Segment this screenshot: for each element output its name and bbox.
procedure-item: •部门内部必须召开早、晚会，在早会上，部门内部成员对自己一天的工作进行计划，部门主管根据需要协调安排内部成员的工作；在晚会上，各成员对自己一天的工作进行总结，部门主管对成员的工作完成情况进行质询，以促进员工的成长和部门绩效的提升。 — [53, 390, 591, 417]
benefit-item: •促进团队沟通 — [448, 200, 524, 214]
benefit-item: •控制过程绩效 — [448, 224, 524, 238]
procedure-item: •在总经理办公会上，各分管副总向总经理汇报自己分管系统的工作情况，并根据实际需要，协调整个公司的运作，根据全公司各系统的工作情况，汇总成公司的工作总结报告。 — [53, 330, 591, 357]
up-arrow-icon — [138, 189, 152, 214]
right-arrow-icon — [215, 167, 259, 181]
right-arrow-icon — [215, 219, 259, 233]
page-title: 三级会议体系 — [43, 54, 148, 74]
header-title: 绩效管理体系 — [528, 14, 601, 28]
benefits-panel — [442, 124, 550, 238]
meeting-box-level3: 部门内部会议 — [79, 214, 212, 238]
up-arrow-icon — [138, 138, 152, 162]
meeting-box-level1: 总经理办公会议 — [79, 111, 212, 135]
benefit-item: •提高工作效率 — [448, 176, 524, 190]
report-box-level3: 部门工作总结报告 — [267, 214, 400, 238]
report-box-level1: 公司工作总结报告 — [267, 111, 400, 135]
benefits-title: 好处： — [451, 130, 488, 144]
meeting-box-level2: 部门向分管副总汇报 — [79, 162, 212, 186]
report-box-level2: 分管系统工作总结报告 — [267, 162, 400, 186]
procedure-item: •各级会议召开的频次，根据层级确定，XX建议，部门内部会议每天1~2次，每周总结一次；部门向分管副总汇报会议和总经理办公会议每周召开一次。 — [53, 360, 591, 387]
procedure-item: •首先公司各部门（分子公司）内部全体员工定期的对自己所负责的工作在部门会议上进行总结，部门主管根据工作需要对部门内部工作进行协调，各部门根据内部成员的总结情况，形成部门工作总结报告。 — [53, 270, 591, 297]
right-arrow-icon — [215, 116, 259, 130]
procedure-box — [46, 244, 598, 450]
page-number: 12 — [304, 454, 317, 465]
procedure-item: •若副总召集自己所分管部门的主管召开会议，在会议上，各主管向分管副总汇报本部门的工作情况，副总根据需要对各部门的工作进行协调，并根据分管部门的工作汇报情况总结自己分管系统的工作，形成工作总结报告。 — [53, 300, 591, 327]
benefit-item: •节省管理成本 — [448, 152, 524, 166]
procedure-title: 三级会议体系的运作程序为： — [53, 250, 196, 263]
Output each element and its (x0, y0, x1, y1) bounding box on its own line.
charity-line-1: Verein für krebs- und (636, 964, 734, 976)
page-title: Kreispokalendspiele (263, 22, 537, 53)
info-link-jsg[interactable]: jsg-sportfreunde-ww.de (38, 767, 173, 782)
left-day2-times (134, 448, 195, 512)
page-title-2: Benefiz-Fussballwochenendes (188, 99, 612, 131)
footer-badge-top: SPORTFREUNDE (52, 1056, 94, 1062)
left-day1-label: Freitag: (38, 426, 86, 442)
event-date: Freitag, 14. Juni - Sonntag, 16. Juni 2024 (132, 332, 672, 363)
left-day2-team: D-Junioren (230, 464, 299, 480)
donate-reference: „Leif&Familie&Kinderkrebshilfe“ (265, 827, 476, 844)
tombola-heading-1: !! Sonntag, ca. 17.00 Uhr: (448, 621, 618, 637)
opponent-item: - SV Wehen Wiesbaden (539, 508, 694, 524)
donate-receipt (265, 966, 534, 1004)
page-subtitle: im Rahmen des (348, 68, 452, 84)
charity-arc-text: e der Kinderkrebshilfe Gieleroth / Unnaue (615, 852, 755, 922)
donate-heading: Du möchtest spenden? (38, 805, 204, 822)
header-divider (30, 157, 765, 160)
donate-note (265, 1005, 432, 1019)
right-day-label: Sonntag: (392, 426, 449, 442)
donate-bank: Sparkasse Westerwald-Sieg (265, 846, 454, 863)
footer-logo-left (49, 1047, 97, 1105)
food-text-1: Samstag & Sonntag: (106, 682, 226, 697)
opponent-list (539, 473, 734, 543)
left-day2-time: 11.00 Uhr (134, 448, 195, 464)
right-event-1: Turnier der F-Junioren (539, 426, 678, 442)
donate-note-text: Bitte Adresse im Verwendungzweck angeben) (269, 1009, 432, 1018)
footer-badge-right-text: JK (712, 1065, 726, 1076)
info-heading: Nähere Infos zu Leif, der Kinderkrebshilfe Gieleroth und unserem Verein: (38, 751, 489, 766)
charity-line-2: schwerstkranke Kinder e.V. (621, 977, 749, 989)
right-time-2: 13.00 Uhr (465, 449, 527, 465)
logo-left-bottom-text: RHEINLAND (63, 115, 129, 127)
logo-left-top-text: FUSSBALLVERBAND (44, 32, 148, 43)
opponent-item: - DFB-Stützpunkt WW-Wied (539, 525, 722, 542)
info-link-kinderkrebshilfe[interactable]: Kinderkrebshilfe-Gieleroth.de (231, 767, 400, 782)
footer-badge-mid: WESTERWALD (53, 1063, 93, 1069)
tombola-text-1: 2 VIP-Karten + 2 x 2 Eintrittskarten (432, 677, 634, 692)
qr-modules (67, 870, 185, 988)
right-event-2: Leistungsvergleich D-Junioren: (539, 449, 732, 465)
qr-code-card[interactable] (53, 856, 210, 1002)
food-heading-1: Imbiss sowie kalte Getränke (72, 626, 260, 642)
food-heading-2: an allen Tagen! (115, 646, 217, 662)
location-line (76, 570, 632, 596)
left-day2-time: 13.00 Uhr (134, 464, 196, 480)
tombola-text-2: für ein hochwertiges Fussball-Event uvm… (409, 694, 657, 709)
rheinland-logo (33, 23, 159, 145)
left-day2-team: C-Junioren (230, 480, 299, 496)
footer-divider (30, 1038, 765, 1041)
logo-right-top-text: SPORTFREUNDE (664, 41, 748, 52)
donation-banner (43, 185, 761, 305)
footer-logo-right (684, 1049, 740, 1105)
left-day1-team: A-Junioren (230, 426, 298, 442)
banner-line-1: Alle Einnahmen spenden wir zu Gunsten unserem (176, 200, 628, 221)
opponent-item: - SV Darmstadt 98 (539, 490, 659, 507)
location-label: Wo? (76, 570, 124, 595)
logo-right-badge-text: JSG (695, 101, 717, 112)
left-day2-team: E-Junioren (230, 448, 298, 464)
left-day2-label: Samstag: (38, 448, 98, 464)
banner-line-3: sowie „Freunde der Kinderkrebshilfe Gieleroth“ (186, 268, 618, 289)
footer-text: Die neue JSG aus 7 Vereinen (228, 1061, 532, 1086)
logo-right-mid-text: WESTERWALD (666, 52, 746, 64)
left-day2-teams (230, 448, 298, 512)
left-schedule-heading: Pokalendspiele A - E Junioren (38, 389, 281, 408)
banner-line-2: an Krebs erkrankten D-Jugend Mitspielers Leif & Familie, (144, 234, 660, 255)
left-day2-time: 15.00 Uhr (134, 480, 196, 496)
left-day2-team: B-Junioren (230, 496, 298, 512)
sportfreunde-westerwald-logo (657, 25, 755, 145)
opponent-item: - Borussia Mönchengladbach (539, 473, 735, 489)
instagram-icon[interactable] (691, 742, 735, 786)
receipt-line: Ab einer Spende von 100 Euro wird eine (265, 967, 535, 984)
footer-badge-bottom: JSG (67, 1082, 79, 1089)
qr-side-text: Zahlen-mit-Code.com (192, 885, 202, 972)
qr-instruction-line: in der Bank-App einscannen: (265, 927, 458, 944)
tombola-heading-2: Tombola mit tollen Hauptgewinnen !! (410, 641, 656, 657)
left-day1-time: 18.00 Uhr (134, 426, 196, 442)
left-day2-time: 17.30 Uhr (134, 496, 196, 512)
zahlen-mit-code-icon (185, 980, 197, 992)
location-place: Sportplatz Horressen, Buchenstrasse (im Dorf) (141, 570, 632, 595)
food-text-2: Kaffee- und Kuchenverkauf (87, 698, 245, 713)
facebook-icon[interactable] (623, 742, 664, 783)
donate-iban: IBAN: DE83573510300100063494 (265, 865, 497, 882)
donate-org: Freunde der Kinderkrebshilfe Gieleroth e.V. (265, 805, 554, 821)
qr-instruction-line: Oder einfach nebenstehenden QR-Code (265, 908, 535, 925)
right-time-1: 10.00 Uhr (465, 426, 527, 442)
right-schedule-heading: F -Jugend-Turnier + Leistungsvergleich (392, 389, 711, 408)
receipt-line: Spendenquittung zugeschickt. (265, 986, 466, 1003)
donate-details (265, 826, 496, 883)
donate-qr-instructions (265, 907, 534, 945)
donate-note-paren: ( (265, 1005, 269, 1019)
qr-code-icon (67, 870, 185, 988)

- [WHAT THE TASK ASKS]: Put the listing from its start through the line containing "360, 591, 387]" into a Markdown table with a Row column giving each line's number and a Line column holding the line itself. Leave out any blank lines.

- [TASK OUTPUT]:
| Row | Line |
|---|---|
| 1 | Segment this screenshot: for each element output its name and bbox. |
| 2 | procedure-item: •部门内部必须召开早、晚会，在早会上，部门内部成员对自己一天的工作进行计划，部门主管根据需要协调安排内部成员的工作；在晚会上，各成员对自己一天的工作进行总结，部门主管对成员的工作完成情况进行质询，以促进员工的成长和部门绩效的提升。 — [53, 390, 591, 417] |
| 3 | benefit-item: •促进团队沟通 — [448, 200, 524, 214] |
| 4 | benefit-item: •控制过程绩效 — [448, 224, 524, 238] |
| 5 | procedure-item: •在总经理办公会上，各分管副总向总经理汇报自己分管系统的工作情况，并根据实际需要，协调整个公司的运作，根据全公司各系统的工作情况，汇总成公司的工作总结报告。 — [53, 330, 591, 357] |
| 6 | up-arrow-icon — [138, 189, 152, 214] |
| 7 | right-arrow-icon — [215, 167, 259, 181] |
| 8 | right-arrow-icon — [215, 219, 259, 233] |
| 9 | page-title: 三级会议体系 — [43, 54, 148, 74] |
| 10 | header-title: 绩效管理体系 — [528, 14, 601, 28] |
| 11 | benefits-panel — [442, 124, 550, 238] |
| 12 | meeting-box-level3: 部门内部会议 — [79, 214, 212, 238] |
| 13 | up-arrow-icon — [138, 138, 152, 162] |
| 14 | meeting-box-level1: 总经理办公会议 — [79, 111, 212, 135] |
| 15 | benefit-item: •提高工作效率 — [448, 176, 524, 190] |
| 16 | report-box-level3: 部门工作总结报告 — [267, 214, 400, 238] |
| 17 | report-box-level1: 公司工作总结报告 — [267, 111, 400, 135] |
| 18 | benefits-title: 好处： — [451, 130, 488, 144] |
| 19 | meeting-box-level2: 部门向分管副总汇报 — [79, 162, 212, 186] |
| 20 | report-box-level2: 分管系统工作总结报告 — [267, 162, 400, 186] |
| 21 | procedure-item: •各级会议召开的频次，根据层级确定，XX建议，部门内部会议每天1~2次，每周总结一次；部门向分管副总汇报会议和总经理办公会议每周召开一次。 — [53, 360, 591, 387] |